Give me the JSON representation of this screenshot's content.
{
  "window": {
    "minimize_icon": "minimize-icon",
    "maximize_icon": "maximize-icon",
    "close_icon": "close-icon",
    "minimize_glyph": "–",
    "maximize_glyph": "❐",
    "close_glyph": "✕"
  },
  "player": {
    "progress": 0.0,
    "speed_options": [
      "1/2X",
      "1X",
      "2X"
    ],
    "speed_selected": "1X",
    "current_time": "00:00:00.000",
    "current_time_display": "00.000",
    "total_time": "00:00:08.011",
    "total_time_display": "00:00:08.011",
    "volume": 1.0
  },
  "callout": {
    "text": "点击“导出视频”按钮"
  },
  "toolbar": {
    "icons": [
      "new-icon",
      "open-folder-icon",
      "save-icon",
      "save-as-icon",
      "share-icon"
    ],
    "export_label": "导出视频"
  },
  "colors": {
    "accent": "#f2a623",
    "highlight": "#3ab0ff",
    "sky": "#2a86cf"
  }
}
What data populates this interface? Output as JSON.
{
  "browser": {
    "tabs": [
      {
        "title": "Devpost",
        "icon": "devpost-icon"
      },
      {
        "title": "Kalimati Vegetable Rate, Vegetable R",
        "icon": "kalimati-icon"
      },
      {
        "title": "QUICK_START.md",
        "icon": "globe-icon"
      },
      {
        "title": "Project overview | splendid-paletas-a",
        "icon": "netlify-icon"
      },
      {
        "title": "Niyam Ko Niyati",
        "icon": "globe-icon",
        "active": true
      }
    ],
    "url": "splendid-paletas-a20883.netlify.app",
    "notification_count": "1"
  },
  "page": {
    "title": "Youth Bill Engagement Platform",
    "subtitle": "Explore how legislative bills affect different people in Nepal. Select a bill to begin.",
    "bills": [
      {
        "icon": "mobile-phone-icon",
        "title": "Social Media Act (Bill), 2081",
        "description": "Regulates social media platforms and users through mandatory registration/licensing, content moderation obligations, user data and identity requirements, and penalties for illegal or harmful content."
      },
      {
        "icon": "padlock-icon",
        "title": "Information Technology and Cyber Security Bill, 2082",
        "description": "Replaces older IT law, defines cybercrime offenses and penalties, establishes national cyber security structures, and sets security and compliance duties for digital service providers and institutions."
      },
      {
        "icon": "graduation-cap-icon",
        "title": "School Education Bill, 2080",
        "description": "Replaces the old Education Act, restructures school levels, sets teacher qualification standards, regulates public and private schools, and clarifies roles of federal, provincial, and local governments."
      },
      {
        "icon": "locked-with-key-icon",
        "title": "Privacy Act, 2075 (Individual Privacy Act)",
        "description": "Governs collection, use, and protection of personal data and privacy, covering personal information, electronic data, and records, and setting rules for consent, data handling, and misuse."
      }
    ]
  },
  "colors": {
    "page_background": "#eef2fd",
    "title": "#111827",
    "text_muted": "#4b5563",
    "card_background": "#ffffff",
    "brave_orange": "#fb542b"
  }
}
• • • •
Work required: Copy every line that contains the string "this".

Written solution:
Give me the JSON representation of this screenshot's content.
What data populates this interface? Output as JSON.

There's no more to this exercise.